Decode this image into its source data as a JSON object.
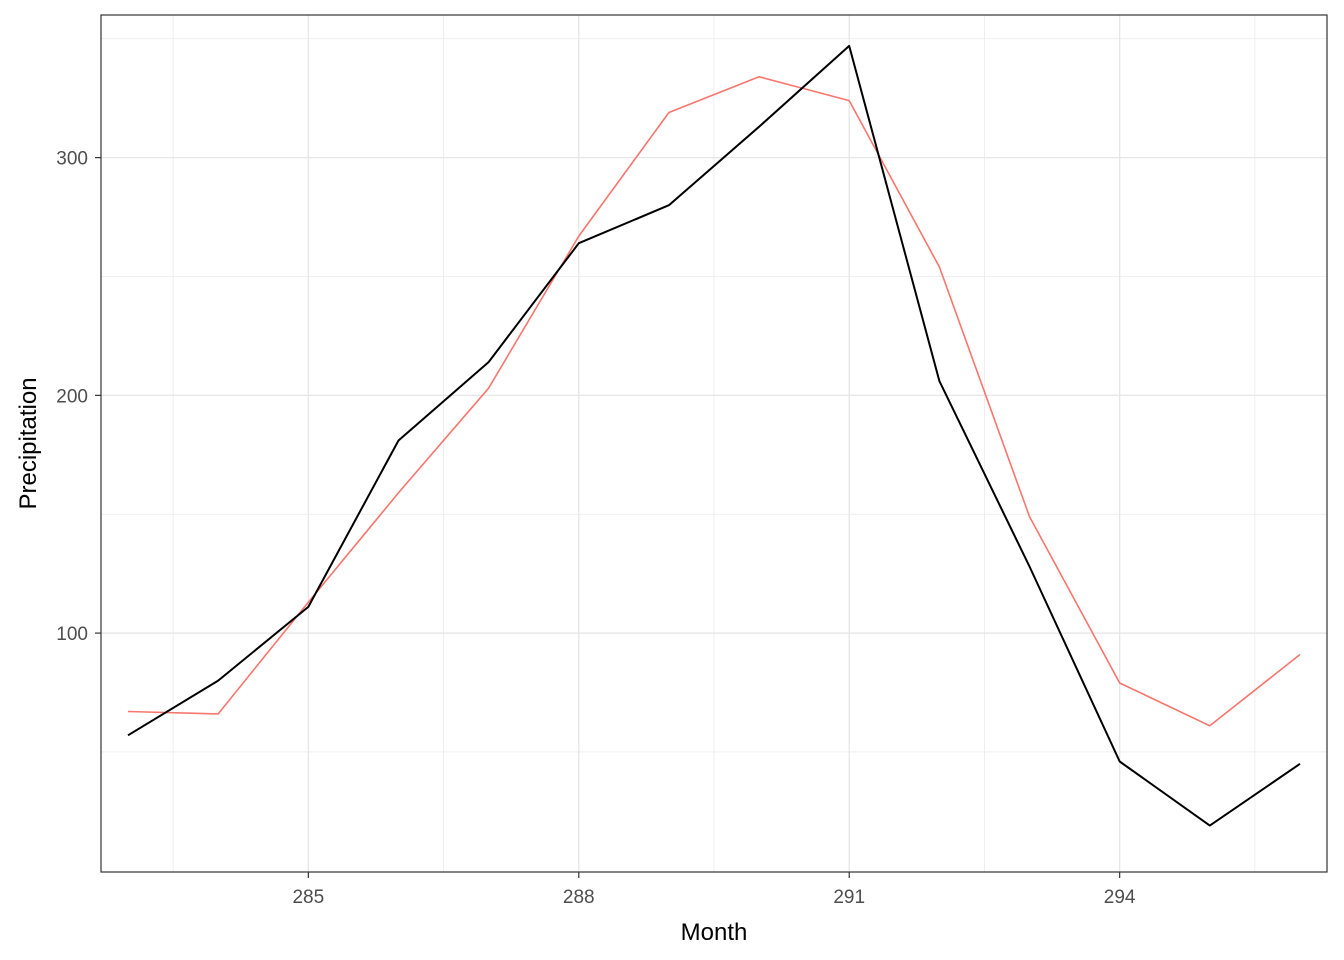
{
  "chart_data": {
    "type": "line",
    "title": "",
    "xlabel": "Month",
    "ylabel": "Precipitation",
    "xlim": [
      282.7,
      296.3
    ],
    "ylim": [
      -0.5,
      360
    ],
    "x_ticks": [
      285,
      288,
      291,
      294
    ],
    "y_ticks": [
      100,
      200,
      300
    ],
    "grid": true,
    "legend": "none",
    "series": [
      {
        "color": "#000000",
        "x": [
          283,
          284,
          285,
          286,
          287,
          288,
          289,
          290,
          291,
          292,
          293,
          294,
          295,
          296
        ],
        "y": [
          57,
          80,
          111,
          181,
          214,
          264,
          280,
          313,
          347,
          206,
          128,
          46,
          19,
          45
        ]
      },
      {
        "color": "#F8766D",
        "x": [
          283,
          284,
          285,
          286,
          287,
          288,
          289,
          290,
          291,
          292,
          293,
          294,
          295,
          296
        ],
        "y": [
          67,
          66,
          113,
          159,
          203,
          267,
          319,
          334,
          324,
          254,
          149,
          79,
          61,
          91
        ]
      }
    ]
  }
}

------------------------------------------------

→ WHAT YOU SHOULD DO
Copy the material exactly. Do not include the pictures.

→ FINISHED TASK
Decode this image into its source data as a JSON object.
{
  "chart_data": {
    "type": "line",
    "title": "",
    "xlabel": "Month",
    "ylabel": "Precipitation",
    "xlim": [
      282.7,
      296.3
    ],
    "ylim": [
      -0.5,
      360
    ],
    "x_ticks": [
      285,
      288,
      291,
      294
    ],
    "y_ticks": [
      100,
      200,
      300
    ],
    "grid": true,
    "legend": "none",
    "series": [
      {
        "color": "#000000",
        "x": [
          283,
          284,
          285,
          286,
          287,
          288,
          289,
          290,
          291,
          292,
          293,
          294,
          295,
          296
        ],
        "y": [
          57,
          80,
          111,
          181,
          214,
          264,
          280,
          313,
          347,
          206,
          128,
          46,
          19,
          45
        ]
      },
      {
        "color": "#F8766D",
        "x": [
          283,
          284,
          285,
          286,
          287,
          288,
          289,
          290,
          291,
          292,
          293,
          294,
          295,
          296
        ],
        "y": [
          67,
          66,
          113,
          159,
          203,
          267,
          319,
          334,
          324,
          254,
          149,
          79,
          61,
          91
        ]
      }
    ]
  }
}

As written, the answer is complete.